* _TASK DETAILS_
In the records below, find each line containing the word "bottom" and copy it.

* _RAW RECORDS_
+===+

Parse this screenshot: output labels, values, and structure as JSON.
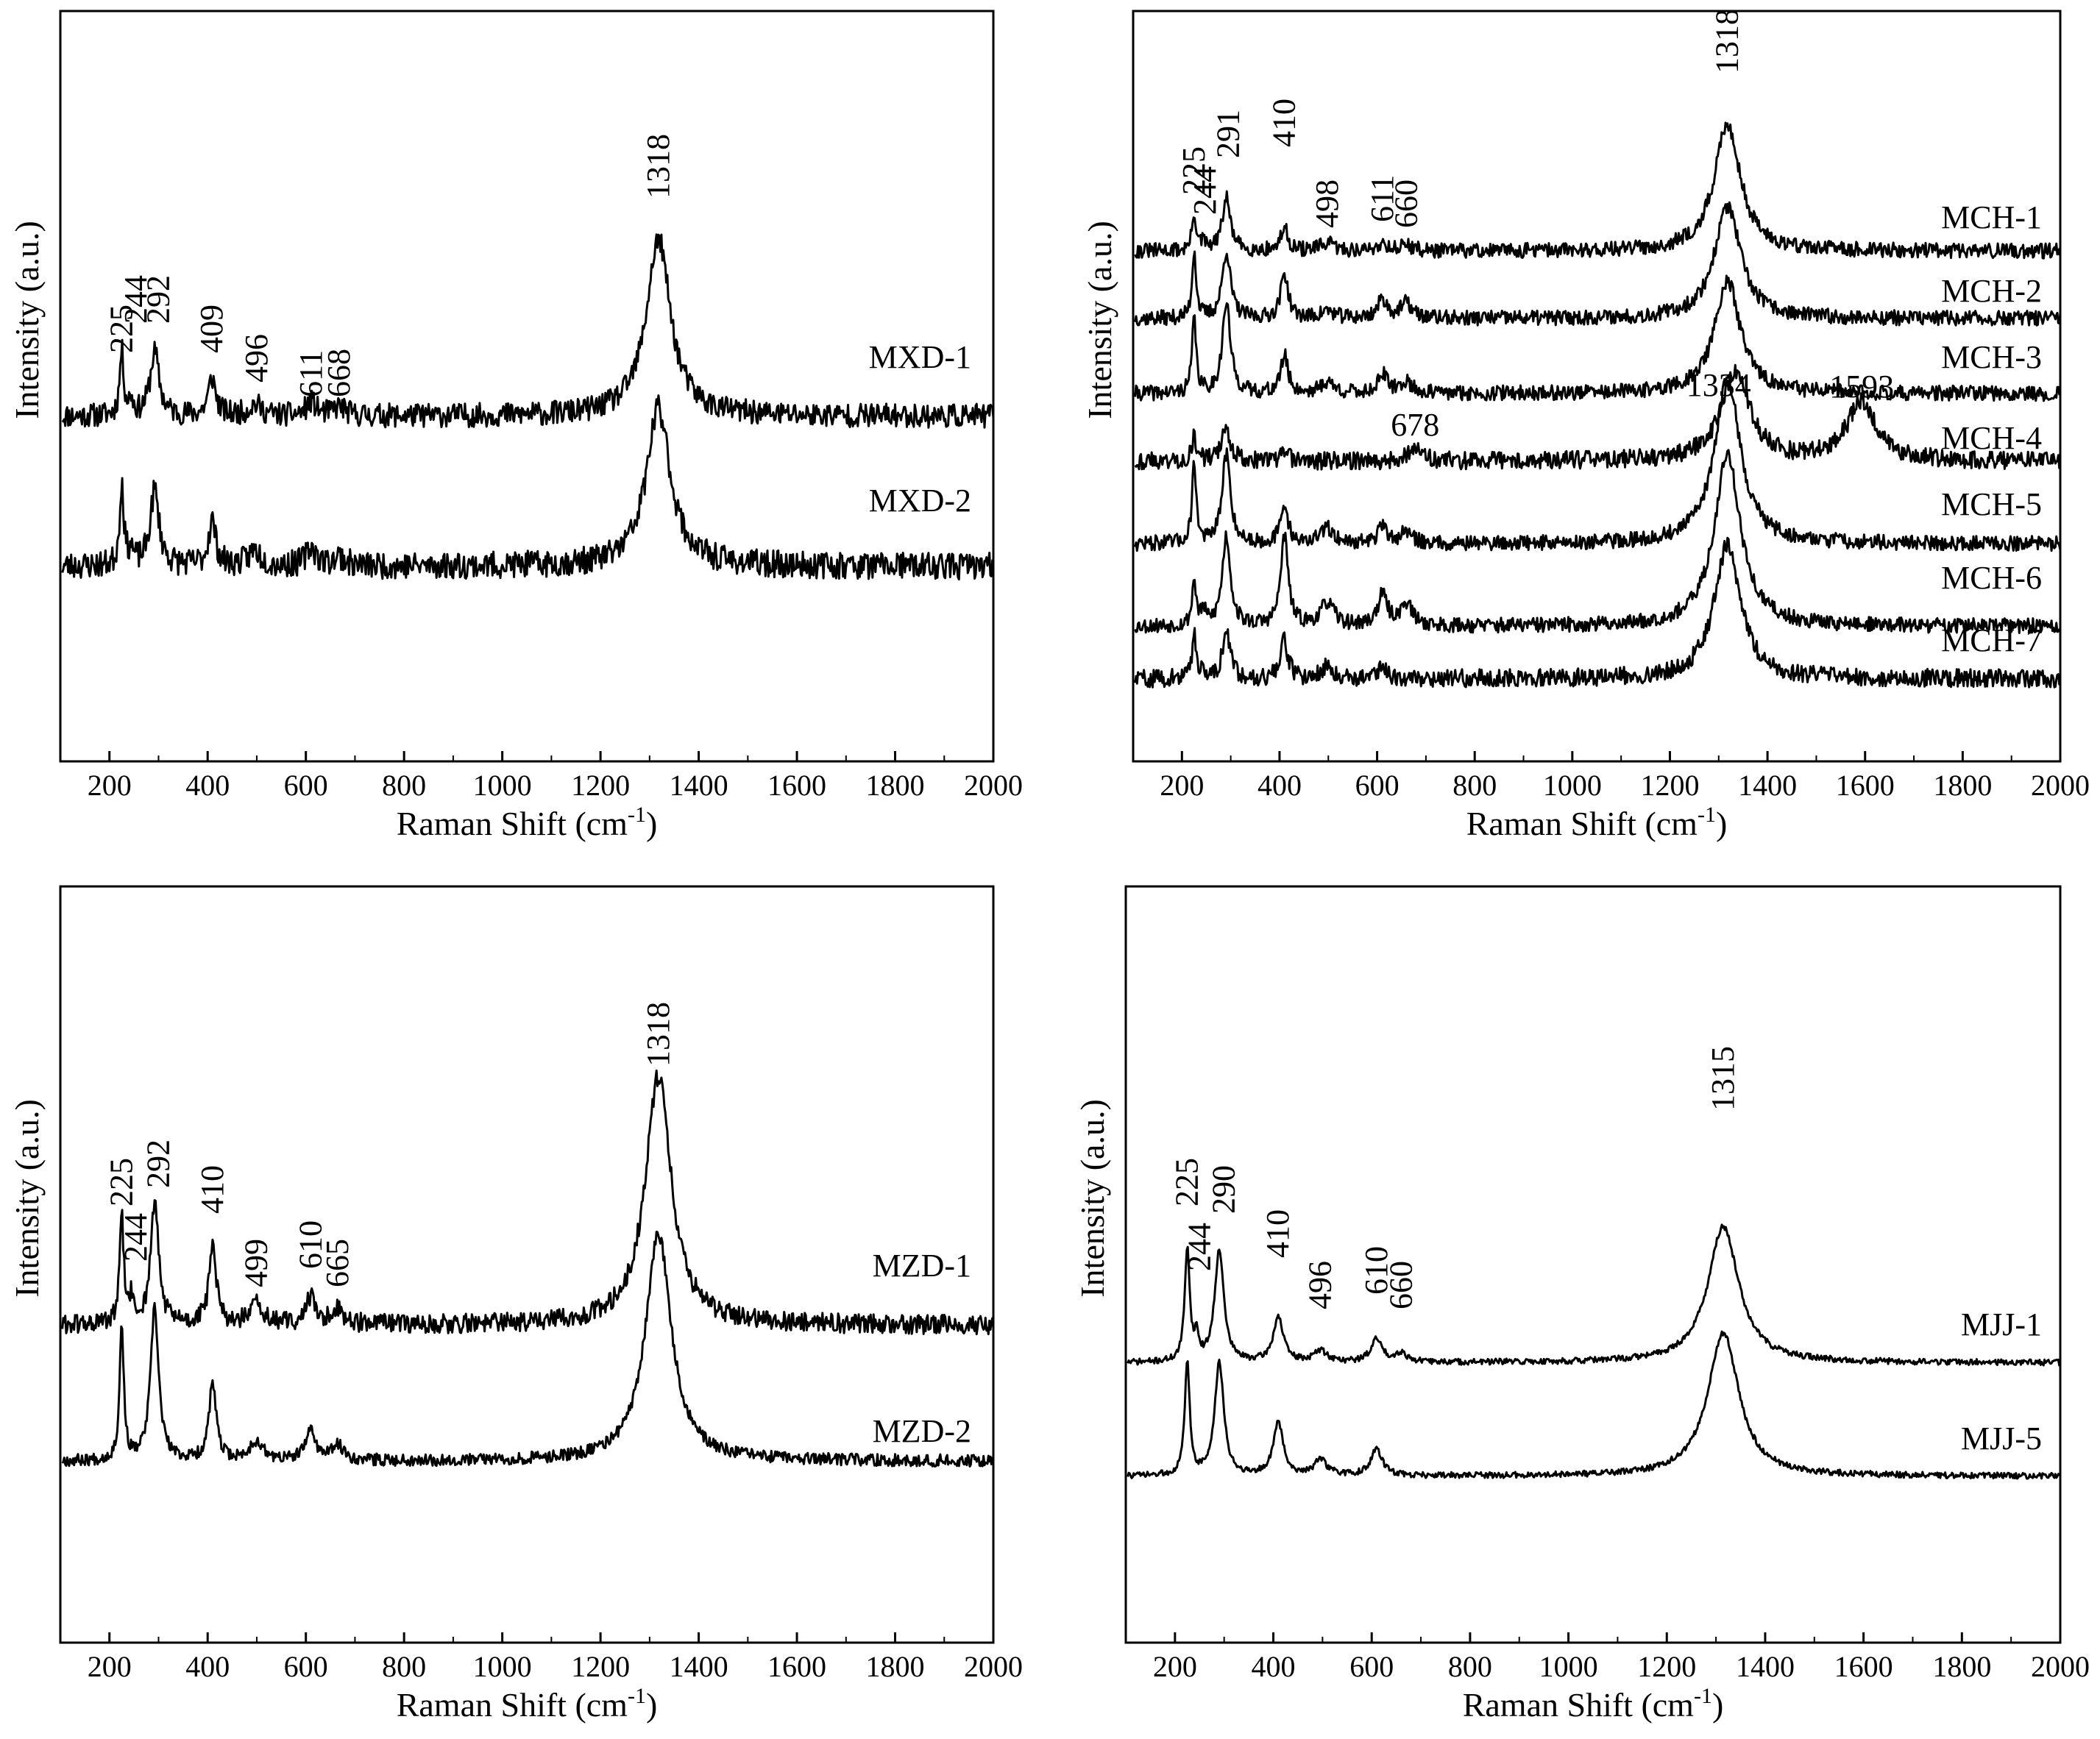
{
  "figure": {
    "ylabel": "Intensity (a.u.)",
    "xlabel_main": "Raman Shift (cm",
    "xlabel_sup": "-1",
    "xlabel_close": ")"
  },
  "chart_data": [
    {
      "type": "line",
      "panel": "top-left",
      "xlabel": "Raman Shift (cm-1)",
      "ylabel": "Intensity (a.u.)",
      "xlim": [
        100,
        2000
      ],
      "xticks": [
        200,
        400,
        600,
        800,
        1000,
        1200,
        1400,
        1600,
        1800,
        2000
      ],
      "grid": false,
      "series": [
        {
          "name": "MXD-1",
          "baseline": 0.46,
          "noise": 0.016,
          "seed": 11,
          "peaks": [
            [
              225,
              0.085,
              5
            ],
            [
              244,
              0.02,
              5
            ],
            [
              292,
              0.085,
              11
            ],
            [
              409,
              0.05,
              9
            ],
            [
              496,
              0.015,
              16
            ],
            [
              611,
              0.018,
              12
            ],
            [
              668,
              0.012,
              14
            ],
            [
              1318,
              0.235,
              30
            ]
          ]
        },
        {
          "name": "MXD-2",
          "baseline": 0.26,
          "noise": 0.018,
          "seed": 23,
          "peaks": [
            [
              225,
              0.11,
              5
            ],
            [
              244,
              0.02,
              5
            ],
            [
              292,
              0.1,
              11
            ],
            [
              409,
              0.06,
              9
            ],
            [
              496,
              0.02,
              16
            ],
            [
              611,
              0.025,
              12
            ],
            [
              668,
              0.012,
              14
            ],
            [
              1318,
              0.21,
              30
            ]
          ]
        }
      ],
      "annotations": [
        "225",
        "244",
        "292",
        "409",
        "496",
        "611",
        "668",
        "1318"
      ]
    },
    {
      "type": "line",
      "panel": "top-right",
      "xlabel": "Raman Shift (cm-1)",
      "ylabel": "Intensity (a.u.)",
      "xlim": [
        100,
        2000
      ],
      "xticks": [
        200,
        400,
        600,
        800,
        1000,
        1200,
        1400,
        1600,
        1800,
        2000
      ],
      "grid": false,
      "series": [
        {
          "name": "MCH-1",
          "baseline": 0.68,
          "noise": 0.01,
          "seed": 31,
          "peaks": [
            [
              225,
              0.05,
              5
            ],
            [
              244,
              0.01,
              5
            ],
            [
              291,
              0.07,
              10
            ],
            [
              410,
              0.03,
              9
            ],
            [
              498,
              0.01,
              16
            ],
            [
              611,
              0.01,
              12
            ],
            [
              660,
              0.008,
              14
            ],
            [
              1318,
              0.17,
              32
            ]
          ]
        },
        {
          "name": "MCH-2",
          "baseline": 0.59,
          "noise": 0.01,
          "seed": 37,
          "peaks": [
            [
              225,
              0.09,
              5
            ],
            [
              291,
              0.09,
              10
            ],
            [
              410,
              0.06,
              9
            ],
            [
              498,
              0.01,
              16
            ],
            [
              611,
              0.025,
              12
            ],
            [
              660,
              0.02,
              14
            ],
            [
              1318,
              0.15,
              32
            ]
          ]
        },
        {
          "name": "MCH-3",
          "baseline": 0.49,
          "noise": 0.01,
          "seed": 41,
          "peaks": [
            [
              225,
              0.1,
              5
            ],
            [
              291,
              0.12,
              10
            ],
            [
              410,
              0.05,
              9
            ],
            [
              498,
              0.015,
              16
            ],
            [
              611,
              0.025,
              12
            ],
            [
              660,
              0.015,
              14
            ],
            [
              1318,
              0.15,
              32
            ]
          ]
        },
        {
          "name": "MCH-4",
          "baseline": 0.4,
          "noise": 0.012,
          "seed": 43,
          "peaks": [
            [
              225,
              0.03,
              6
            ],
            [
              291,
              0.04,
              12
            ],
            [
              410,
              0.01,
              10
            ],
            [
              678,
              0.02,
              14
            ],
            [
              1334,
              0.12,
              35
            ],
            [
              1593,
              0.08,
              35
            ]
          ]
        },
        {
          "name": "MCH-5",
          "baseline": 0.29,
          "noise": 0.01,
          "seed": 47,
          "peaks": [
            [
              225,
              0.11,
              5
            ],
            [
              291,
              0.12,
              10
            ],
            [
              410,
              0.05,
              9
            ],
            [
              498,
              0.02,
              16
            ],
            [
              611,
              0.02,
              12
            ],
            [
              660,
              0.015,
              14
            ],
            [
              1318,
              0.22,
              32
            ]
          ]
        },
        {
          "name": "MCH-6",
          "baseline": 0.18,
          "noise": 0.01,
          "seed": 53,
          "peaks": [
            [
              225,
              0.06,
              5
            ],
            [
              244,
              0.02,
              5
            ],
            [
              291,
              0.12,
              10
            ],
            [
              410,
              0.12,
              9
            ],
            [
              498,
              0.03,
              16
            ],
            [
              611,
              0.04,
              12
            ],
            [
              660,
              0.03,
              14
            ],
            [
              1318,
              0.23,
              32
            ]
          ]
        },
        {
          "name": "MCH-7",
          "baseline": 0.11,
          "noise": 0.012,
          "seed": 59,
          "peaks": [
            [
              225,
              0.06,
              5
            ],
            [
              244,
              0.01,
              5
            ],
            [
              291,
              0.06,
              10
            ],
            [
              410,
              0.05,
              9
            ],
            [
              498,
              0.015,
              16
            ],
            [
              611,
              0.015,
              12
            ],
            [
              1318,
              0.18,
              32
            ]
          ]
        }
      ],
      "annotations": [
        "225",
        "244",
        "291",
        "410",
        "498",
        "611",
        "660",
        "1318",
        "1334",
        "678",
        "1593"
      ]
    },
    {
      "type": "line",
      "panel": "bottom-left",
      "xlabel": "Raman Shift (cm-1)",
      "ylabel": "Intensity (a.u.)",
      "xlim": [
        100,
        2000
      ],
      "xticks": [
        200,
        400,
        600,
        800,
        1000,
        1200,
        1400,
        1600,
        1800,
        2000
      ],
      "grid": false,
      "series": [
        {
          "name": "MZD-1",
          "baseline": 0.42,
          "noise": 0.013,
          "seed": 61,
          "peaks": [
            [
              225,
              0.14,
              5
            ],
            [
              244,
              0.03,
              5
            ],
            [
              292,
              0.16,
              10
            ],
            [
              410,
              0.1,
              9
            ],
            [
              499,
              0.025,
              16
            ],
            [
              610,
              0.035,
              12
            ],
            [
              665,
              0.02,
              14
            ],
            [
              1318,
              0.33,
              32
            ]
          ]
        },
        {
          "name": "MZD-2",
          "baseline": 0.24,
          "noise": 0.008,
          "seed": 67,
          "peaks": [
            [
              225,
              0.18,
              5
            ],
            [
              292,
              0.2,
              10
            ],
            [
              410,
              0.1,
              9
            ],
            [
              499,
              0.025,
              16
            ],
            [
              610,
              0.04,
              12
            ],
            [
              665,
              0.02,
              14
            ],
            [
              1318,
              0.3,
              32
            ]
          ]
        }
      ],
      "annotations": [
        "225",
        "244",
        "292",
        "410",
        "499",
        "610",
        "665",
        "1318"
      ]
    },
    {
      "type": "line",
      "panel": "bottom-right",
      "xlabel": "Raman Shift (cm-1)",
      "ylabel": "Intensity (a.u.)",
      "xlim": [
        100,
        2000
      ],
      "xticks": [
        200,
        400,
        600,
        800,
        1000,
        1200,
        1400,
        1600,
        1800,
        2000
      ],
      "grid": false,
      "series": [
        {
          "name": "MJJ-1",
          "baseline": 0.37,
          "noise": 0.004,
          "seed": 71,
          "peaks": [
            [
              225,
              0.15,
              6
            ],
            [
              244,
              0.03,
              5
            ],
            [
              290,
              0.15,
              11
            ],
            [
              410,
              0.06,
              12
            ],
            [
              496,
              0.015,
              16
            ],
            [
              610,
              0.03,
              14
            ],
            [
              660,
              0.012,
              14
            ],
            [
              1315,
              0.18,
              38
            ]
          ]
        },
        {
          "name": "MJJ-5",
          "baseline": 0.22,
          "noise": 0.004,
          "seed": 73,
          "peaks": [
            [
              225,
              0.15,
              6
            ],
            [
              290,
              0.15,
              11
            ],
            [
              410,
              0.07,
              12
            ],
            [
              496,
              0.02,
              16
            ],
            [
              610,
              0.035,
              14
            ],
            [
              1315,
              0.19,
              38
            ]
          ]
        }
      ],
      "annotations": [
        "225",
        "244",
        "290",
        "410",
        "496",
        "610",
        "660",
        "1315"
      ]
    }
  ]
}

+===+

* _THE SOLUTION_
      "panel": "bottom-left",
      "panel": "bottom-right",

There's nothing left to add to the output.